SAMSON explained

SAMSON (Software for Adaptive Modeling and Simulation Of Nanosystems) is a computer software platform for molecular design being developed by OneAngstrom and previously by the NANO-D group at the French Institute for Research in Computer Science and Automation (INRIA).^[2]

SAMSON has a modular architecture that makes it suitable for different domains of nanoscience, including material science,^[3] life science,^[4] and drug design^[5] .^{[6] [7] [8] [9] [10] [11]}

SAMSON Elements

SAMSON Elements are modules for SAMSON, developed with the SAMSON software development kit (SDK). SAMSON Elements help users perform tasks in SAMSON, including building new models, performing calculations, running interactive or offline simulations, and visualizing and interpreting results.

SAMSON Elements may contain different class types, including for example:

• Apps – generic classes with a graphical user interface that extend the functions of SAMSON
• Editors – classes that receive user interaction events to provide editing functions (e.g., model generation, structure deformation, etc.)
• Models – classes that describe properties of nanosystems (see below)
• Parsers – classes that may parse files to add content to SAMSON's data graph (see below)

SAMSON Elements expose their functions to SAMSON and other Elements through an introspection mechanism, and may thus be integrated and pipelined.

Modeling and simulation

SAMSON represents nanosystems using five categories of models:

• Structural models – describe geometry and topology
• Visual models – provide graphical representations
• Dynamical models – describe dynamical degrees of freedom
• Interaction models – describe energies and forces
• Property models – describe traits that do not enter in the first four model categories

Simulators (potentially interactive ones) are used to build physically-based models, and predict properties.

Given information →
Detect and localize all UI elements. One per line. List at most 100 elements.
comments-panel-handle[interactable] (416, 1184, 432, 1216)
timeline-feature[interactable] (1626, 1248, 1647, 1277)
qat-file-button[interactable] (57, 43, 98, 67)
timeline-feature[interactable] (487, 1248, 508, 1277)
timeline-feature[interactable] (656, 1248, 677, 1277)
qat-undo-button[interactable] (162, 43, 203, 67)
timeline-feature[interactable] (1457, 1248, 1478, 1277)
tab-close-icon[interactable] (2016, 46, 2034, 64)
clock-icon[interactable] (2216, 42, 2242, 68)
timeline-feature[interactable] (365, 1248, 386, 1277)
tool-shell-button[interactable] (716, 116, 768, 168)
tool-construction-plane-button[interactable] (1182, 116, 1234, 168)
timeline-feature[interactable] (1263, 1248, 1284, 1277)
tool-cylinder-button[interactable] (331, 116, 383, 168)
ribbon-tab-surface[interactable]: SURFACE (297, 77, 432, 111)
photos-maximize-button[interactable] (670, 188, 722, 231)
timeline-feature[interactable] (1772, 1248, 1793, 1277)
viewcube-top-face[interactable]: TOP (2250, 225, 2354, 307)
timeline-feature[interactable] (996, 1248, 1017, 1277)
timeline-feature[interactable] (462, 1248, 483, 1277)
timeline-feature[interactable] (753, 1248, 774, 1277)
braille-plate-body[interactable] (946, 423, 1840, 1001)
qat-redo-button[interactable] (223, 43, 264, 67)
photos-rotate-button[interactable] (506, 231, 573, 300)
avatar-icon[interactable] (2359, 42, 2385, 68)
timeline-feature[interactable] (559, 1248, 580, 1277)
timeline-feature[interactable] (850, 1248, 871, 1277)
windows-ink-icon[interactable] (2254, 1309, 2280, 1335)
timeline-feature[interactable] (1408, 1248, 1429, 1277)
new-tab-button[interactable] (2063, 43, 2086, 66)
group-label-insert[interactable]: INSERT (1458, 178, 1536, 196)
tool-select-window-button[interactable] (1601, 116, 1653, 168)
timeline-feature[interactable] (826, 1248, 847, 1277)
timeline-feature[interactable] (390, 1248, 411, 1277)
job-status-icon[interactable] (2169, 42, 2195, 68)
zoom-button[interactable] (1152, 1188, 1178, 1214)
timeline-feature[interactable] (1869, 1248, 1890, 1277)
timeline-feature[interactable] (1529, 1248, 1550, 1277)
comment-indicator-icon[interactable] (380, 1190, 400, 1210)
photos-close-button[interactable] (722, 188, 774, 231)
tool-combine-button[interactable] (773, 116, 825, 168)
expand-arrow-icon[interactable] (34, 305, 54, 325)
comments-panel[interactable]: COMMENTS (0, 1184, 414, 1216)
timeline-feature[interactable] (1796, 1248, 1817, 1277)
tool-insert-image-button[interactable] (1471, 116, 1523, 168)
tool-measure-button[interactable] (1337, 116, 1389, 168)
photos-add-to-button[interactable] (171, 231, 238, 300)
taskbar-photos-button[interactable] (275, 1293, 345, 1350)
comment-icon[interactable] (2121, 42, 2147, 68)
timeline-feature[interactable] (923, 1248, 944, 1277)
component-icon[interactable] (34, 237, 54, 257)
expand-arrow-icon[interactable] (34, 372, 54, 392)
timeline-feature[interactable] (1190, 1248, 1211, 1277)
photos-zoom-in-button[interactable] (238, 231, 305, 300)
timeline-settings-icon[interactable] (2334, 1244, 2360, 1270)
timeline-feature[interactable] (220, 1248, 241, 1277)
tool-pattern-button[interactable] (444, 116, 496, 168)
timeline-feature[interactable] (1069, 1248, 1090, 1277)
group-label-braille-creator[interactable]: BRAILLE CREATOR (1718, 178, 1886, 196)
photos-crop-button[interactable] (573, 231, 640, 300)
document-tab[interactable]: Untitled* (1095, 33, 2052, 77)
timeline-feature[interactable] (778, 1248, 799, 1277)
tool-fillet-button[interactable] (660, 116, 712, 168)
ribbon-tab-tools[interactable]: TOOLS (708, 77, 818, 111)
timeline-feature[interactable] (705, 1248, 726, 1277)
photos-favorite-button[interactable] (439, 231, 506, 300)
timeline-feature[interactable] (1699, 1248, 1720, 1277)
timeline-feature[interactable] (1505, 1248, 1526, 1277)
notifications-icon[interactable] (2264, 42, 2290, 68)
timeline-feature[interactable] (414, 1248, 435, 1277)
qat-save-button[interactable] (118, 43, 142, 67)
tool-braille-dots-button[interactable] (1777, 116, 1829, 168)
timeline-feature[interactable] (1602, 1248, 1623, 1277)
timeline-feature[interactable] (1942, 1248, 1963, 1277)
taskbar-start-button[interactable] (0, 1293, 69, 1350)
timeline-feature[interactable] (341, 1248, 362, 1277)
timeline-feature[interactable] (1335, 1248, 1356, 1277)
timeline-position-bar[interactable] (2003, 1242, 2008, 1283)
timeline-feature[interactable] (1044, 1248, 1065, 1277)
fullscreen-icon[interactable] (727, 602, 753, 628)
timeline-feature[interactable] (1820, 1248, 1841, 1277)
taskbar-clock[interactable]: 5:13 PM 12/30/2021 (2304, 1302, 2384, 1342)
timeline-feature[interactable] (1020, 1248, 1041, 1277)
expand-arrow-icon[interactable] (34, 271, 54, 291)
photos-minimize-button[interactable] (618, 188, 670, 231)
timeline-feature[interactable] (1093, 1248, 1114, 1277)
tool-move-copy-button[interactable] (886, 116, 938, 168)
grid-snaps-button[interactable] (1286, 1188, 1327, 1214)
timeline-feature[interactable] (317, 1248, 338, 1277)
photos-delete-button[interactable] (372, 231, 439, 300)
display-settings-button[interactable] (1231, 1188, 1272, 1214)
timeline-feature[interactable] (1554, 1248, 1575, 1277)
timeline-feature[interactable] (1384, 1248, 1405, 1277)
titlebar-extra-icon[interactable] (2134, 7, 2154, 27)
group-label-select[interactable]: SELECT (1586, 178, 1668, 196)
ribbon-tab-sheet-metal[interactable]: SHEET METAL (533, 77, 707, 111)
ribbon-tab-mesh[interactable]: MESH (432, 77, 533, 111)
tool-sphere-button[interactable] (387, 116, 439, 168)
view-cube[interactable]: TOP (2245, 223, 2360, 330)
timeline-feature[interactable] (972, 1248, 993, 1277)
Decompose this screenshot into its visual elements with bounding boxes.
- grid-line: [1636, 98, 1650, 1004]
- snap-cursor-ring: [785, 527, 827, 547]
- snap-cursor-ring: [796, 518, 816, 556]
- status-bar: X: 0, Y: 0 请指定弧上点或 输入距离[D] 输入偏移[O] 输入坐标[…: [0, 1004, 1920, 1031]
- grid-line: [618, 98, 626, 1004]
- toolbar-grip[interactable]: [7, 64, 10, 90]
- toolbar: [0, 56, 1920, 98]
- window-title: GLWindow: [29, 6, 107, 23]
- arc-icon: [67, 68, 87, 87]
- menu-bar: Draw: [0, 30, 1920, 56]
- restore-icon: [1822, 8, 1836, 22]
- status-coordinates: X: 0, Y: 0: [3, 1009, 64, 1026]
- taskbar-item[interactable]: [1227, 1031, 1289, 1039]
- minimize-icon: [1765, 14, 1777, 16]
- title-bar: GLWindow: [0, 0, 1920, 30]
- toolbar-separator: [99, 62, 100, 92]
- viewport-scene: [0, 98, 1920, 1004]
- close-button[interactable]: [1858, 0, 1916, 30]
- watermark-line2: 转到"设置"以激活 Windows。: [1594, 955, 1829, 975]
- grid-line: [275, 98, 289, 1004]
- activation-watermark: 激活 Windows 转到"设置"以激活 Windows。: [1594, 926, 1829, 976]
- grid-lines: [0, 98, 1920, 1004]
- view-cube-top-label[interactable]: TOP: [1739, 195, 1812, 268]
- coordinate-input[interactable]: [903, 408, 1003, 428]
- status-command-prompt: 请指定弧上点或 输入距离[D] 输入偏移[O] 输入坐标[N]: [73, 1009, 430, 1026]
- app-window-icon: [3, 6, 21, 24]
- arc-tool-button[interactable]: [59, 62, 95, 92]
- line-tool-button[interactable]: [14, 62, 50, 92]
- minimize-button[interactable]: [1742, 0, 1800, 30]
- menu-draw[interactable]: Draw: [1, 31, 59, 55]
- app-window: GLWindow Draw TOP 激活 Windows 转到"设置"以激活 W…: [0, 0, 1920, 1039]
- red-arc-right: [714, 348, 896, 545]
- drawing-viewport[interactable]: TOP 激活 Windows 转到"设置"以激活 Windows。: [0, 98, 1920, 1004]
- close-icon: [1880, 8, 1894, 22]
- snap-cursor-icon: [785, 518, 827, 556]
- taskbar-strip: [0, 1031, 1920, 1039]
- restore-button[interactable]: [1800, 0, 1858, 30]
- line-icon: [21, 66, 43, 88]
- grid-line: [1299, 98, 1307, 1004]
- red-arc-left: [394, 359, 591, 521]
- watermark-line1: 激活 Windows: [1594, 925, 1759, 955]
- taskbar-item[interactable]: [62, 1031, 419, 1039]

Task instructions →
a) Translate into French this sentence from the SAMSON overview: "SAMSON Elements expose their functions to SAMSON and other Elements through an introspection mechanism, and may thus be integrated and pipelined."
b) In the entries, from the first line through the line with "avatar-icon[interactable] (2359, 42, 2385, 68)", substitute "timeline-step" for every "timeline-feature" and return only those lines, otherwise unchanged.

Answers to the exercises →
a) Les SAMSON Elements exposent leurs fonctions à SAMSON et aux autres Elements au moyen d'un mécanisme d'introspection, et peuvent ainsi être intégrés et enchaînés en pipeline.

b)
Detect and localize all UI elements. One per line. List at most 100 elements.
comments-panel-handle[interactable] (416, 1184, 432, 1216)
timeline-step[interactable] (1626, 1248, 1647, 1277)
qat-file-button[interactable] (57, 43, 98, 67)
timeline-step[interactable] (487, 1248, 508, 1277)
timeline-step[interactable] (656, 1248, 677, 1277)
qat-undo-button[interactable] (162, 43, 203, 67)
timeline-step[interactable] (1457, 1248, 1478, 1277)
tab-close-icon[interactable] (2016, 46, 2034, 64)
clock-icon[interactable] (2216, 42, 2242, 68)
timeline-step[interactable] (365, 1248, 386, 1277)
tool-shell-button[interactable] (716, 116, 768, 168)
tool-construction-plane-button[interactable] (1182, 116, 1234, 168)
timeline-step[interactable] (1263, 1248, 1284, 1277)
tool-cylinder-button[interactable] (331, 116, 383, 168)
ribbon-tab-surface[interactable]: SURFACE (297, 77, 432, 111)
photos-maximize-button[interactable] (670, 188, 722, 231)
timeline-step[interactable] (1772, 1248, 1793, 1277)
viewcube-top-face[interactable]: TOP (2250, 225, 2354, 307)
timeline-step[interactable] (996, 1248, 1017, 1277)
timeline-step[interactable] (462, 1248, 483, 1277)
timeline-step[interactable] (753, 1248, 774, 1277)
braille-plate-body[interactable] (946, 423, 1840, 1001)
qat-redo-button[interactable] (223, 43, 264, 67)
photos-rotate-button[interactable] (506, 231, 573, 300)
avatar-icon[interactable] (2359, 42, 2385, 68)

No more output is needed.